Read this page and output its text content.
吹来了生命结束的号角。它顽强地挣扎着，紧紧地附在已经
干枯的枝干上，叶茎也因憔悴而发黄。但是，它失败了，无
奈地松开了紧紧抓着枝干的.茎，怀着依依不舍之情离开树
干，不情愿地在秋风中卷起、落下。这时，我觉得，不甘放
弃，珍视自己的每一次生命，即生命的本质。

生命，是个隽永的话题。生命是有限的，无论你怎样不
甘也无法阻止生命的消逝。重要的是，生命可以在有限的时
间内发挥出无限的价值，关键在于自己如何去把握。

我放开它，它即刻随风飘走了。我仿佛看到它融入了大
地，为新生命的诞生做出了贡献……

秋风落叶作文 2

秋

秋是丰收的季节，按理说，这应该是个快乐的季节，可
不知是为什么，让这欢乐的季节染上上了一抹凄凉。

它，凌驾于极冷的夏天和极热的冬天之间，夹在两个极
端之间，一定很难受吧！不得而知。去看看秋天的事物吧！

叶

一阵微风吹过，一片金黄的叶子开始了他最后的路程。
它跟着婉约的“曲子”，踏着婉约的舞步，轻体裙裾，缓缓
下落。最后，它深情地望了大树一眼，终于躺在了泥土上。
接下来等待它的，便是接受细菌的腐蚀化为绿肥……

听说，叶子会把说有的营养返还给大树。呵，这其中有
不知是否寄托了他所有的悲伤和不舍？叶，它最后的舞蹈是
+ + + + + + +
Instructions for the task =
Repeat the material above exactly.

Right answer =
Read this page and output its text content.
吹来了生命结束的号角。它顽强地挣扎着，紧紧地附在已经
干枯的枝干上，叶茎也因憔悴而发黄。但是，它失败了，无
奈地松开了紧紧抓着枝干的.茎，怀着依依不舍之情离开树
干，不情愿地在秋风中卷起、落下。这时，我觉得，不甘放
弃，珍视自己的每一次生命，即生命的本质。

生命，是个隽永的话题。生命是有限的，无论你怎样不
甘也无法阻止生命的消逝。重要的是，生命可以在有限的时
间内发挥出无限的价值，关键在于自己如何去把握。

我放开它，它即刻随风飘走了。我仿佛看到它融入了大
地，为新生命的诞生做出了贡献……

秋风落叶作文 2

秋

秋是丰收的季节，按理说，这应该是个快乐的季节，可
不知是为什么，让这欢乐的季节染上上了一抹凄凉。

它，凌驾于极冷的夏天和极热的冬天之间，夹在两个极
端之间，一定很难受吧！不得而知。去看看秋天的事物吧！

叶

一阵微风吹过，一片金黄的叶子开始了他最后的路程。
它跟着婉约的“曲子”，踏着婉约的舞步，轻体裙裾，缓缓
下落。最后，它深情地望了大树一眼，终于躺在了泥土上。
接下来等待它的，便是接受细菌的腐蚀化为绿肥……

听说，叶子会把说有的营养返还给大树。呵，这其中有
不知是否寄托了他所有的悲伤和不舍？叶，它最后的舞蹈是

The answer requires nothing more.